• _TO BE DONE_
Return every line in the rows below that contains the string "bear".

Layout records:
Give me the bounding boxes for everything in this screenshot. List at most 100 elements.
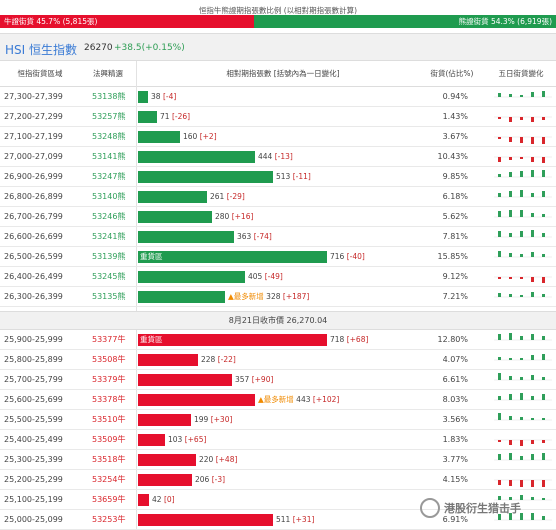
sparkline-tick <box>542 354 545 360</box>
contracts-value: 71 <box>160 112 170 121</box>
contracts-value: 160 <box>183 132 198 141</box>
contracts-change: [+65] <box>184 435 207 444</box>
share-cell: 6.18% <box>442 192 468 201</box>
warrant-code-link[interactable]: 53245熊 <box>92 272 126 281</box>
warrant-code-link[interactable]: 53248熊 <box>92 132 126 141</box>
sparkline-tick <box>542 394 545 400</box>
sparkline-tick <box>498 137 501 139</box>
bear-row[interactable]: 26,700-26,799 53246熊 280 [+16] 5.62% <box>0 207 556 227</box>
bear-row[interactable]: 26,400-26,499 53245熊 405 [-49] 9.12% <box>0 267 556 287</box>
sparkline-tick <box>509 210 512 217</box>
bull-ratio-label: 牛證街貨 45.7% (5,815張) <box>4 17 98 26</box>
range-cell: 25,000-25,099 <box>4 515 63 524</box>
contracts-bar <box>138 474 192 486</box>
warrant-code-link[interactable]: 53135熊 <box>92 292 126 301</box>
sparkline-tick <box>498 293 501 297</box>
contracts-bar <box>138 374 232 386</box>
contracts-value: 511 <box>276 515 291 524</box>
sparkline-tick <box>531 292 534 297</box>
warrant-code-link[interactable]: 53510牛 <box>92 415 126 424</box>
sparkline-tick <box>520 513 523 520</box>
sparkline-tick <box>498 211 501 217</box>
col-header-range[interactable]: 恒指街貨區域 <box>17 69 63 78</box>
sparkline-tick <box>531 454 534 460</box>
sparkline-tick <box>509 191 512 197</box>
col-header-share[interactable]: 街貨(佔比%) <box>430 69 474 78</box>
contracts-bar <box>138 151 255 163</box>
warrant-code-link[interactable]: 53247熊 <box>92 172 126 181</box>
contracts-bar <box>138 231 234 243</box>
sparkline-tick <box>498 117 501 119</box>
bear-row[interactable]: 27,200-27,299 53257熊 71 [-26] 1.43% <box>0 107 556 127</box>
range-cell: 25,700-25,799 <box>4 375 63 384</box>
contracts-change: [-22] <box>217 355 236 364</box>
contracts-label: 511 [+31] <box>276 510 314 530</box>
sparkline-tick <box>531 277 534 282</box>
col-header-history[interactable]: 五日街貨變化 <box>498 69 544 78</box>
sparkline-tick <box>520 157 523 159</box>
share-cell: 6.91% <box>442 515 468 524</box>
share-cell: 7.81% <box>442 232 468 241</box>
sparkline-tick <box>498 454 501 460</box>
warrant-code-link[interactable]: 53518牛 <box>92 455 126 464</box>
bear-row[interactable]: 26,900-26,999 53247熊 513 [-11] 9.85% <box>0 167 556 187</box>
sparkline-tick <box>531 170 534 177</box>
bull-row[interactable]: 25,700-25,799 53379牛 357 [+90] 6.61% <box>0 370 556 390</box>
sparkline-tick <box>520 117 523 120</box>
bear-row[interactable]: 26,300-26,399 53135熊 ▲最多新增 328 [+187] 7.21% <box>0 287 556 307</box>
sparkline-tick <box>509 172 512 177</box>
contracts-label: 280 [+16] <box>215 207 253 227</box>
warrant-code-link[interactable]: 53141熊 <box>92 152 126 161</box>
sparkline-tick <box>520 95 523 97</box>
warrant-code-link[interactable]: 53378牛 <box>92 395 126 404</box>
contracts-value: 199 <box>194 415 209 424</box>
share-cell: 3.67% <box>442 132 468 141</box>
warrant-code-link[interactable]: 53257熊 <box>92 112 126 121</box>
warrant-code-link[interactable]: 53254牛 <box>92 475 126 484</box>
contracts-label: 160 [+2] <box>183 127 217 147</box>
index-change: +38.5(+0.15%) <box>114 43 185 53</box>
five-day-sparkline <box>494 373 552 381</box>
col-header-code[interactable]: 法興精選 <box>93 69 123 78</box>
contracts-label: 405 [-49] <box>248 267 283 287</box>
warrant-code-link[interactable]: 53253牛 <box>92 515 126 524</box>
warrant-code-link[interactable]: 53139熊 <box>92 252 126 261</box>
sparkline-tick <box>509 233 512 237</box>
bear-row[interactable]: 27,300-27,399 53138熊 38 [-4] 0.94% <box>0 87 556 107</box>
contracts-change: [-40] <box>346 252 365 261</box>
bear-row[interactable]: 27,000-27,099 53141熊 444 [-13] 10.43% <box>0 147 556 167</box>
warrant-code-link[interactable]: 53659牛 <box>92 495 126 504</box>
warrant-code-link[interactable]: 53241熊 <box>92 232 126 241</box>
bull-row[interactable]: 25,300-25,399 53518牛 220 [+48] 3.77% <box>0 450 556 470</box>
warrant-code-link[interactable]: 53377牛 <box>92 335 126 344</box>
bear-row[interactable]: 26,800-26,899 53140熊 261 [-29] 6.18% <box>0 187 556 207</box>
bull-row[interactable]: 25,900-25,999 53377牛 重貨區 718 [+68] 12.80% <box>0 330 556 350</box>
col-header-contracts[interactable]: 相對期指張數 [括號內為一日變化] <box>226 69 340 78</box>
warrant-code-link[interactable]: 53379牛 <box>92 375 126 384</box>
warrant-code-link[interactable]: 53138熊 <box>92 92 126 101</box>
contracts-bar <box>138 291 225 303</box>
sparkline-tick <box>509 513 512 520</box>
bull-row[interactable]: 25,600-25,699 53378牛 ▲最多新增 443 [+102] 8.03% <box>0 390 556 410</box>
bull-row[interactable]: 25,200-25,299 53254牛 206 [-3] 4.15% <box>0 470 556 490</box>
contracts-value: 280 <box>215 212 230 221</box>
warrant-code-link[interactable]: 53246熊 <box>92 212 126 221</box>
warrant-code-link[interactable]: 53140熊 <box>92 192 126 201</box>
sparkline-tick <box>498 373 501 380</box>
bear-row[interactable]: 26,600-26,699 53241熊 363 [-74] 7.81% <box>0 227 556 247</box>
bear-row[interactable]: 26,500-26,599 53139熊 重貨區 716 [-40] 15.85% <box>0 247 556 267</box>
five-day-sparkline <box>494 439 552 446</box>
contracts-bar <box>138 354 198 366</box>
five-day-sparkline <box>494 479 552 487</box>
bear-row[interactable]: 27,100-27,199 53248熊 160 [+2] 3.67% <box>0 127 556 147</box>
sparkline-tick <box>542 117 545 120</box>
sparkline-tick <box>498 357 501 360</box>
bull-row[interactable]: 25,100-25,199 53659牛 42 [0] <box>0 490 556 510</box>
bull-row[interactable]: 25,400-25,499 53509牛 103 [+65] 1.83% <box>0 430 556 450</box>
bull-row[interactable]: 25,800-25,899 53508牛 228 [-22] 4.07% <box>0 350 556 370</box>
bull-row[interactable]: 25,500-25,599 53510牛 199 [+30] 3.56% <box>0 410 556 430</box>
warrant-code-link[interactable]: 53509牛 <box>92 435 126 444</box>
share-cell: 0.94% <box>442 92 468 101</box>
five-day-sparkline <box>494 495 552 501</box>
warrant-code-link[interactable]: 53508牛 <box>92 355 126 364</box>
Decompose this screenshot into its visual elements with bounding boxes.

• _RESULT OF THIS TASK_
bear-row[interactable]: 26,700-26,799 53246熊 280 [+16] 5.62% <box>0 207 556 227</box>
bear-row[interactable]: 26,400-26,499 53245熊 405 [-49] 9.12% <box>0 267 556 287</box>
bear-row[interactable]: 27,200-27,299 53257熊 71 [-26] 1.43% <box>0 107 556 127</box>
bear-row[interactable]: 26,900-26,999 53247熊 513 [-11] 9.85% <box>0 167 556 187</box>
bear-row[interactable]: 26,300-26,399 53135熊 ▲最多新增 328 [+187] 7.21% <box>0 287 556 307</box>
bear-row[interactable]: 27,300-27,399 53138熊 38 [-4] 0.94% <box>0 87 556 107</box>
bear-row[interactable]: 27,000-27,099 53141熊 444 [-13] 10.43% <box>0 147 556 167</box>
bear-row[interactable]: 26,800-26,899 53140熊 261 [-29] 6.18% <box>0 187 556 207</box>
bear-row[interactable]: 26,600-26,699 53241熊 363 [-74] 7.81% <box>0 227 556 247</box>
bear-row[interactable]: 26,500-26,599 53139熊 重貨區 716 [-40] 15.85% <box>0 247 556 267</box>
bear-row[interactable]: 27,100-27,199 53248熊 160 [+2] 3.67% <box>0 127 556 147</box>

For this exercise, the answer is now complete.